* **Stated task**
Your task is to restate the data word for word.

--- Start Information shown ---

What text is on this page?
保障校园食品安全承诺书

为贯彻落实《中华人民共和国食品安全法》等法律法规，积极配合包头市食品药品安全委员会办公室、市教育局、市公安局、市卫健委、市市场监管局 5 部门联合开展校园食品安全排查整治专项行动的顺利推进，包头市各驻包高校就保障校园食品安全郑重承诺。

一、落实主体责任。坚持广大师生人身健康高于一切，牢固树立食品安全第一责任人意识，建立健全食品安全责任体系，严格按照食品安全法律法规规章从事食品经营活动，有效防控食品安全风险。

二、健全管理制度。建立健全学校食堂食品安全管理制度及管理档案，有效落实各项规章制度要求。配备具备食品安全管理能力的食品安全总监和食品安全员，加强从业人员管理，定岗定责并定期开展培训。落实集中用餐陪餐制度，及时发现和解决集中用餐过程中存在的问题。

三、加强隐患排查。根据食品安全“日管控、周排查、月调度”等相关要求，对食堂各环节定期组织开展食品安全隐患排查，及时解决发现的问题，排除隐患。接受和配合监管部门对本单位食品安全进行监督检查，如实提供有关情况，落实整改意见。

--- End Information shown ---

* **Complete output**
What text is on this page?
保障校园食品安全承诺书

为贯彻落实《中华人民共和国食品安全法》等法律法规，积极配合包头市食品药品安全委员会办公室、市教育局、市公安局、市卫健委、市市场监管局 5 部门联合开展校园食品安全排查整治专项行动的顺利推进，包头市各驻包高校就保障校园食品安全郑重承诺。

一、落实主体责任。坚持广大师生人身健康高于一切，牢固树立食品安全第一责任人意识，建立健全食品安全责任体系，严格按照食品安全法律法规规章从事食品经营活动，有效防控食品安全风险。

二、健全管理制度。建立健全学校食堂食品安全管理制度及管理档案，有效落实各项规章制度要求。配备具备食品安全管理能力的食品安全总监和食品安全员，加强从业人员管理，定岗定责并定期开展培训。落实集中用餐陪餐制度，及时发现和解决集中用餐过程中存在的问题。

三、加强隐患排查。根据食品安全“日管控、周排查、月调度”等相关要求，对食堂各环节定期组织开展食品安全隐患排查，及时解决发现的问题，排除隐患。接受和配合监管部门对本单位食品安全进行监督检查，如实提供有关情况，落实整改意见。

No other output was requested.